Data items:
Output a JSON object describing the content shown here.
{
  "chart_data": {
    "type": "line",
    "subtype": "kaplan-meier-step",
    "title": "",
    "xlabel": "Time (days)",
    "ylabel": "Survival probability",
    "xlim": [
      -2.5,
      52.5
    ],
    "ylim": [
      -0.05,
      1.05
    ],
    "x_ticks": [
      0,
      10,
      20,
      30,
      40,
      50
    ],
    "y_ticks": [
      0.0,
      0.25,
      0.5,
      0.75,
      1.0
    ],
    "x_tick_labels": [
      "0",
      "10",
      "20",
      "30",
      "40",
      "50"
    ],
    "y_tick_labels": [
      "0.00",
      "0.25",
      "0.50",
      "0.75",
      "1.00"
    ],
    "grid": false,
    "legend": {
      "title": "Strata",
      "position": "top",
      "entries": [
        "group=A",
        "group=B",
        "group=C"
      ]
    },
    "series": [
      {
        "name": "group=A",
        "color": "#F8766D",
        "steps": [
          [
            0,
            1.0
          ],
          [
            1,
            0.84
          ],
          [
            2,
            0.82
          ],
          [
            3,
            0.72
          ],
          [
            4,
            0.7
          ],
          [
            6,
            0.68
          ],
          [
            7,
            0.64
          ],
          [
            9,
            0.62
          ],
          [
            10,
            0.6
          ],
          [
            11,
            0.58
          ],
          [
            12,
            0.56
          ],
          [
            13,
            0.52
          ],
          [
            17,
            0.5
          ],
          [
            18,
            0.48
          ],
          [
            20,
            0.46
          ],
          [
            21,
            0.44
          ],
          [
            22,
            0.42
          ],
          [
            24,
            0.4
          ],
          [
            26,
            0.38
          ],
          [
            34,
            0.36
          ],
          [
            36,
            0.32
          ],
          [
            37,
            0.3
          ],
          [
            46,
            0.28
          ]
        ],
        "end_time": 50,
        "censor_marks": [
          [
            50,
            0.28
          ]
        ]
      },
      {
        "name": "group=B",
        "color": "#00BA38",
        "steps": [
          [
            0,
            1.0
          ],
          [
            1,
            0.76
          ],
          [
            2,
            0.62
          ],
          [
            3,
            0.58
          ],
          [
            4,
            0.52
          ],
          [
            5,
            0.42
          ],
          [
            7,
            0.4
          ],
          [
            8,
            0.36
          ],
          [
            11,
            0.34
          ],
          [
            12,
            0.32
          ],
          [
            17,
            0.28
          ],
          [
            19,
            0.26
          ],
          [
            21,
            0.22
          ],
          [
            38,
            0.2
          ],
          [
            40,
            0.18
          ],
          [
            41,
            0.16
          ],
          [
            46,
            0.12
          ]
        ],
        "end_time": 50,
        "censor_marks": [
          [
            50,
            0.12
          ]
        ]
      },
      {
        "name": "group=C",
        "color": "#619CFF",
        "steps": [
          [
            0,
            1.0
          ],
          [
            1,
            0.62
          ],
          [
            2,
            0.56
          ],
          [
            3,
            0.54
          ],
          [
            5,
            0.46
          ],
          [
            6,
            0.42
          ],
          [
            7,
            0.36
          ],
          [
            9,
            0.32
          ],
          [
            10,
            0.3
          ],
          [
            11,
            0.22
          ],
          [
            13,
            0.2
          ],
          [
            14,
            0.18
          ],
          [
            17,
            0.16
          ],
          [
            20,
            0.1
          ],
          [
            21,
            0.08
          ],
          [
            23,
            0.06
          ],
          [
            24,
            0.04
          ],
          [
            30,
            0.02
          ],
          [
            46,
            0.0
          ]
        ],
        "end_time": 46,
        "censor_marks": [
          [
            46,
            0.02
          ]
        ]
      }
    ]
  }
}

- THE PROBLEM: All of the data above should be transcribed exactly.

- COMPLETE RESPONSE:
Output a JSON object describing the content shown here.
{
  "chart_data": {
    "type": "line",
    "subtype": "kaplan-meier-step",
    "title": "",
    "xlabel": "Time (days)",
    "ylabel": "Survival probability",
    "xlim": [
      -2.5,
      52.5
    ],
    "ylim": [
      -0.05,
      1.05
    ],
    "x_ticks": [
      0,
      10,
      20,
      30,
      40,
      50
    ],
    "y_ticks": [
      0.0,
      0.25,
      0.5,
      0.75,
      1.0
    ],
    "x_tick_labels": [
      "0",
      "10",
      "20",
      "30",
      "40",
      "50"
    ],
    "y_tick_labels": [
      "0.00",
      "0.25",
      "0.50",
      "0.75",
      "1.00"
    ],
    "grid": false,
    "legend": {
      "title": "Strata",
      "position": "top",
      "entries": [
        "group=A",
        "group=B",
        "group=C"
      ]
    },
    "series": [
      {
        "name": "group=A",
        "color": "#F8766D",
        "steps": [
          [
            0,
            1.0
          ],
          [
            1,
            0.84
          ],
          [
            2,
            0.82
          ],
          [
            3,
            0.72
          ],
          [
            4,
            0.7
          ],
          [
            6,
            0.68
          ],
          [
            7,
            0.64
          ],
          [
            9,
            0.62
          ],
          [
            10,
            0.6
          ],
          [
            11,
            0.58
          ],
          [
            12,
            0.56
          ],
          [
            13,
            0.52
          ],
          [
            17,
            0.5
          ],
          [
            18,
            0.48
          ],
          [
            20,
            0.46
          ],
          [
            21,
            0.44
          ],
          [
            22,
            0.42
          ],
          [
            24,
            0.4
          ],
          [
            26,
            0.38
          ],
          [
            34,
            0.36
          ],
          [
            36,
            0.32
          ],
          [
            37,
            0.3
          ],
          [
            46,
            0.28
          ]
        ],
        "end_time": 50,
        "censor_marks": [
          [
            50,
            0.28
          ]
        ]
      },
      {
        "name": "group=B",
        "color": "#00BA38",
        "steps": [
          [
            0,
            1.0
          ],
          [
            1,
            0.76
          ],
          [
            2,
            0.62
          ],
          [
            3,
            0.58
          ],
          [
            4,
            0.52
          ],
          [
            5,
            0.42
          ],
          [
            7,
            0.4
          ],
          [
            8,
            0.36
          ],
          [
            11,
            0.34
          ],
          [
            12,
            0.32
          ],
          [
            17,
            0.28
          ],
          [
            19,
            0.26
          ],
          [
            21,
            0.22
          ],
          [
            38,
            0.2
          ],
          [
            40,
            0.18
          ],
          [
            41,
            0.16
          ],
          [
            46,
            0.12
          ]
        ],
        "end_time": 50,
        "censor_marks": [
          [
            50,
            0.12
          ]
        ]
      },
      {
        "name": "group=C",
        "color": "#619CFF",
        "steps": [
          [
            0,
            1.0
          ],
          [
            1,
            0.62
          ],
          [
            2,
            0.56
          ],
          [
            3,
            0.54
          ],
          [
            5,
            0.46
          ],
          [
            6,
            0.42
          ],
          [
            7,
            0.36
          ],
          [
            9,
            0.32
          ],
          [
            10,
            0.3
          ],
          [
            11,
            0.22
          ],
          [
            13,
            0.2
          ],
          [
            14,
            0.18
          ],
          [
            17,
            0.16
          ],
          [
            20,
            0.1
          ],
          [
            21,
            0.08
          ],
          [
            23,
            0.06
          ],
          [
            24,
            0.04
          ],
          [
            30,
            0.02
          ],
          [
            46,
            0.0
          ]
        ],
        "end_time": 46,
        "censor_marks": [
          [
            46,
            0.02
          ]
        ]
      }
    ]
  }
}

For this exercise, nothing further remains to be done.